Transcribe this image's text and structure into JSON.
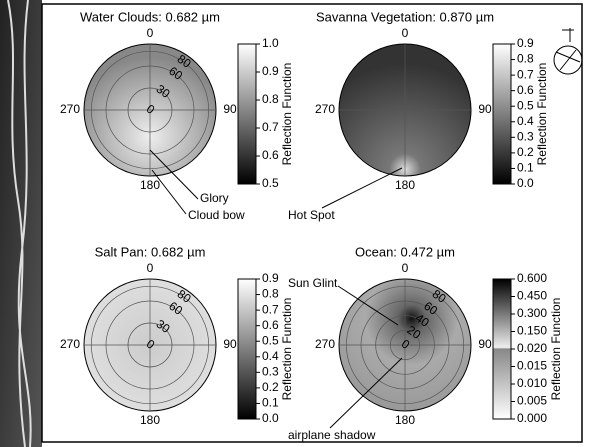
{
  "chart_data": [
    {
      "type": "polar-image",
      "title": "Water Clouds: 0.682 µm",
      "theta_ticks": [
        0,
        90,
        180,
        270
      ],
      "rlim": [
        0,
        90
      ],
      "rticks": [
        0,
        30,
        60,
        80
      ],
      "colorbar": {
        "label": "Reflection Function",
        "lim": [
          0.5,
          1.0
        ],
        "ticks": [
          0.5,
          0.6,
          0.7,
          0.8,
          0.9,
          {
            "value": 1,
            "label": "1.0"
          }
        ]
      },
      "annotations": [
        "Glory",
        "Cloud bow"
      ]
    },
    {
      "type": "polar-image",
      "title": "Savanna Vegetation: 0.870 µm",
      "theta_ticks": [
        0,
        90,
        180,
        270
      ],
      "rlim": [
        0,
        90
      ],
      "rticks": [],
      "colorbar": {
        "label": "Reflection Function",
        "lim": [
          0,
          0.9
        ],
        "ticks": [
          {
            "value": 0,
            "label": "0.0"
          },
          0.1,
          0.2,
          0.3,
          0.4,
          0.5,
          0.6,
          0.7,
          0.8,
          0.9
        ]
      },
      "annotations": [
        "Hot Spot"
      ]
    },
    {
      "type": "polar-image",
      "title": "Salt Pan: 0.682 µm",
      "theta_ticks": [
        0,
        90,
        180,
        270
      ],
      "rlim": [
        0,
        90
      ],
      "rticks": [
        0,
        30,
        60,
        80
      ],
      "colorbar": {
        "label": "Reflection Function",
        "lim": [
          0,
          0.9
        ],
        "ticks": [
          {
            "value": 0,
            "label": "0.0"
          },
          0.1,
          0.2,
          0.3,
          0.4,
          0.5,
          0.6,
          0.7,
          0.8,
          0.9
        ]
      },
      "annotations": []
    },
    {
      "type": "polar-image",
      "title": "Ocean: 0.472 µm",
      "theta_ticks": [
        0,
        90,
        180,
        270
      ],
      "rlim": [
        0,
        90
      ],
      "rticks": [
        0,
        20,
        40,
        60,
        80
      ],
      "colorbar": {
        "label": "Reflection Function",
        "lim": [
          0,
          0.6
        ],
        "scale": "piecewise",
        "ticks": [
          {
            "value": 0,
            "label": "0.000"
          },
          {
            "value": 0.005,
            "label": "0.005"
          },
          {
            "value": 0.01,
            "label": "0.010"
          },
          {
            "value": 0.015,
            "label": "0.015"
          },
          {
            "value": 0.02,
            "label": "0.020"
          },
          {
            "value": 0.15,
            "label": "0.150"
          },
          {
            "value": 0.3,
            "label": "0.300"
          },
          {
            "value": 0.45,
            "label": "0.450"
          },
          {
            "value": 0.6,
            "label": "0.600"
          }
        ]
      },
      "annotations": [
        "Sun Glint",
        "airplane shadow"
      ]
    }
  ]
}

> SHORT PROBLEM:
Identify which lines contain the word "value" and copy each one.

> RESULT BELOW:
            "value": 1,
            "value": 0,
            "value": 0,
            "value": 0,
            "value": 0.005,
            "value": 0.01,
            "value": 0.015,
            "value": 0.02,
            "value": 0.15,
            "value": 0.3,
            "value": 0.45,
            "value": 0.6,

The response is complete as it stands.